Extracted data entries
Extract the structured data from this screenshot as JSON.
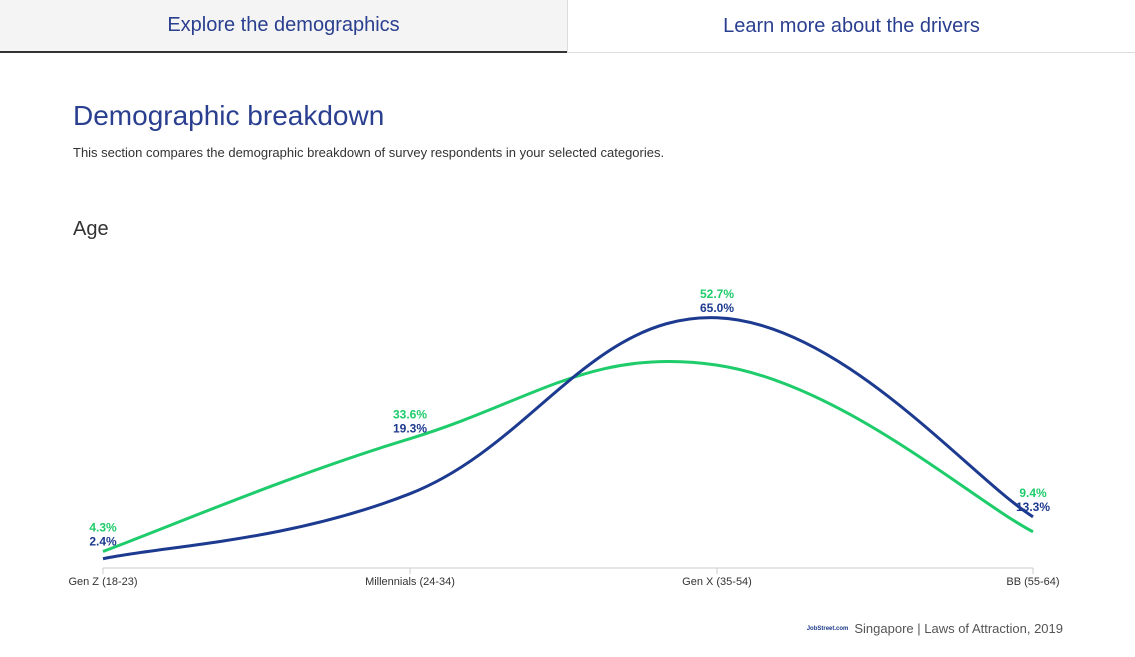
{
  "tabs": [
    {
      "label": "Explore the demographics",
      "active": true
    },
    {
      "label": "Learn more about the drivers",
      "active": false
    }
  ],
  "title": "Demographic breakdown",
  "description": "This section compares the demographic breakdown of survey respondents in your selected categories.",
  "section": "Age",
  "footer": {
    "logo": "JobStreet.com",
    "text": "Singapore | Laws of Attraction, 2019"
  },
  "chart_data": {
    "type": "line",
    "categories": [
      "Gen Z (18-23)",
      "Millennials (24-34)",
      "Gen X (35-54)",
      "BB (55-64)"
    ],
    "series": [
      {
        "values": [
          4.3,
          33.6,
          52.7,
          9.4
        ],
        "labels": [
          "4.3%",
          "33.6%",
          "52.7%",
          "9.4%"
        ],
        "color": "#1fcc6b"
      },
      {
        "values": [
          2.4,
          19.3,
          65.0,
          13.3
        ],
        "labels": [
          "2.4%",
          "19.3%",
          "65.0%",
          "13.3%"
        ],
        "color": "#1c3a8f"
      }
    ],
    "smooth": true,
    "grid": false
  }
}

> [Directions for this task]
Identify each line in the records above that contains the word "breakdown", and copy it out in full.

> [Result]
  "title": "Demographic breakdown",
  "description": "This section compares the demographic breakdown of survey respondents in your selected categories.",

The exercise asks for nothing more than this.